■ Records supplied
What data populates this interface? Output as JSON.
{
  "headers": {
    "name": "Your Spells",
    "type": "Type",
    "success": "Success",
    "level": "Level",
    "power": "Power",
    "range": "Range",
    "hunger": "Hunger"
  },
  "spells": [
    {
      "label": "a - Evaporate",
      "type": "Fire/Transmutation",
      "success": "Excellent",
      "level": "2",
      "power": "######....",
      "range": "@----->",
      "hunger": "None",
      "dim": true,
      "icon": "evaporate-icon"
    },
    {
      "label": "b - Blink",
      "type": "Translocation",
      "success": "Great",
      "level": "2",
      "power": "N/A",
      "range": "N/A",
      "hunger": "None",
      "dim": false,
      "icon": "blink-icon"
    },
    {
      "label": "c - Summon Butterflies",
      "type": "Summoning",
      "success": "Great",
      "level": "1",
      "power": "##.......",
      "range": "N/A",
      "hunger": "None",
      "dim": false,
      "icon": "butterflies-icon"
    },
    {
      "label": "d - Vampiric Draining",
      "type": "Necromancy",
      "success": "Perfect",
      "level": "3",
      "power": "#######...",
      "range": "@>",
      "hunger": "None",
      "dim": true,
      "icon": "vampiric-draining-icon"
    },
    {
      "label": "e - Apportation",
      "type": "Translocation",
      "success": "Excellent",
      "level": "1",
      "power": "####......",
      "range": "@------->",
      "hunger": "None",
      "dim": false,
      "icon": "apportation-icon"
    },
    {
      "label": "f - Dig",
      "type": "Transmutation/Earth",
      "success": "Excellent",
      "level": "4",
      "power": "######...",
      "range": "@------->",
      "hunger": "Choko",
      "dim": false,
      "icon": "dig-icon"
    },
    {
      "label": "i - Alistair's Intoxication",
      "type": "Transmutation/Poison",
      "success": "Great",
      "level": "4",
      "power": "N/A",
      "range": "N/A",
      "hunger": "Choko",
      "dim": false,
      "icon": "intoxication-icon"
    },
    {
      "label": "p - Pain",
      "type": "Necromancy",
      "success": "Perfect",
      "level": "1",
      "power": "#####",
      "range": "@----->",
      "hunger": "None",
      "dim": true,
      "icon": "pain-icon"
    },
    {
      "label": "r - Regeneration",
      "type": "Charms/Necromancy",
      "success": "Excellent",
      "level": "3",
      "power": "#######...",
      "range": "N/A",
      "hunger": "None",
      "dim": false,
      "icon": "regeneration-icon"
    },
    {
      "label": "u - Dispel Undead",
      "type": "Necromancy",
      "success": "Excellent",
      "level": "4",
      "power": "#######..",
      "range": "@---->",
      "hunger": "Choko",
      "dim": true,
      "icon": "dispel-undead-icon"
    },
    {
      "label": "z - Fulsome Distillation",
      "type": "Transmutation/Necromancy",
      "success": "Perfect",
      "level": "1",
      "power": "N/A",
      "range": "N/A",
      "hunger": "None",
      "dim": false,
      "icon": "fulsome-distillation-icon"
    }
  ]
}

■ Problem description
Search the entries for the word "icon", then gather every line that has it.

■ Solution for this task
      "icon": "evaporate-icon"
      "icon": "blink-icon"
      "icon": "butterflies-icon"
      "icon": "vampiric-draining-icon"
      "icon": "apportation-icon"
      "icon": "dig-icon"
      "icon": "intoxication-icon"
      "icon": "pain-icon"
      "icon": "regeneration-icon"
      "icon": "dispel-undead-icon"
      "icon": "fulsome-distillation-icon"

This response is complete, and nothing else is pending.